The records that follow are to be transcribed in full, without their images.

▶ _Input records_:
▼
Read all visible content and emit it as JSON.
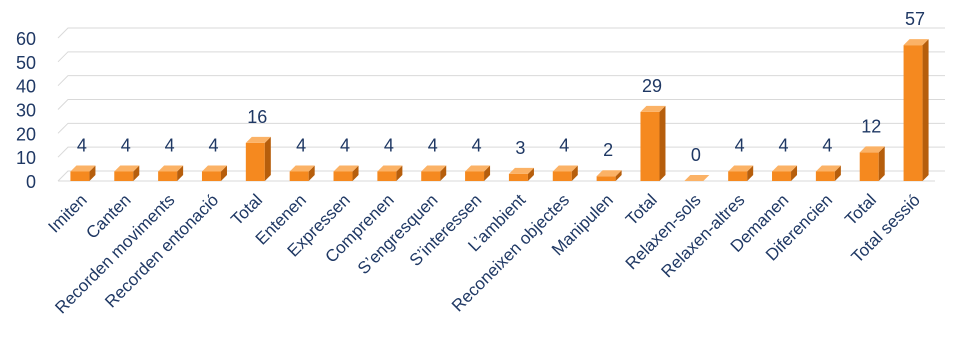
{
  "chart_data": {
    "type": "bar",
    "title": "",
    "xlabel": "",
    "ylabel": "",
    "ylim": [
      0,
      60
    ],
    "yticks": [
      0,
      10,
      20,
      30,
      40,
      50,
      60
    ],
    "grid": true,
    "bar_style": "3d",
    "categories": [
      "Imiten",
      "Canten",
      "Recorden moviments",
      "Recorden entonació",
      "Total",
      "Entenen",
      "Expressen",
      "Comprenen",
      "S’engresquen",
      "S’interessen",
      "L’ambient",
      "Reconeixen objectes",
      "Manipulen",
      "Total",
      "Relaxen-sols",
      "Relaxen-altres",
      "Demanen",
      "Diferencien",
      "Total",
      "Total sessió"
    ],
    "values": [
      4,
      4,
      4,
      4,
      16,
      4,
      4,
      4,
      4,
      4,
      3,
      4,
      2,
      29,
      0,
      4,
      4,
      4,
      12,
      57
    ],
    "data_labels": [
      "4",
      "4",
      "4",
      "4",
      "16",
      "4",
      "4",
      "4",
      "4",
      "4",
      "3",
      "4",
      "2",
      "29",
      "0",
      "4",
      "4",
      "4",
      "12",
      "57"
    ]
  },
  "colors": {
    "bar_front": "#f5891f",
    "bar_side": "#b65e0c",
    "bar_top": "#fbb266",
    "grid": "#d9d9d9",
    "text": "#1f3864"
  }
}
▲
▶ _Output for this exercise_:
Read all visible content and emit it as JSON.
{
  "chart_data": {
    "type": "bar",
    "title": "",
    "xlabel": "",
    "ylabel": "",
    "ylim": [
      0,
      60
    ],
    "yticks": [
      0,
      10,
      20,
      30,
      40,
      50,
      60
    ],
    "grid": true,
    "bar_style": "3d",
    "categories": [
      "Imiten",
      "Canten",
      "Recorden moviments",
      "Recorden entonació",
      "Total",
      "Entenen",
      "Expressen",
      "Comprenen",
      "S’engresquen",
      "S’interessen",
      "L’ambient",
      "Reconeixen objectes",
      "Manipulen",
      "Total",
      "Relaxen-sols",
      "Relaxen-altres",
      "Demanen",
      "Diferencien",
      "Total",
      "Total sessió"
    ],
    "values": [
      4,
      4,
      4,
      4,
      16,
      4,
      4,
      4,
      4,
      4,
      3,
      4,
      2,
      29,
      0,
      4,
      4,
      4,
      12,
      57
    ],
    "data_labels": [
      "4",
      "4",
      "4",
      "4",
      "16",
      "4",
      "4",
      "4",
      "4",
      "4",
      "3",
      "4",
      "2",
      "29",
      "0",
      "4",
      "4",
      "4",
      "12",
      "57"
    ]
  },
  "colors": {
    "bar_front": "#f5891f",
    "bar_side": "#b65e0c",
    "bar_top": "#fbb266",
    "grid": "#d9d9d9",
    "text": "#1f3864"
  }
}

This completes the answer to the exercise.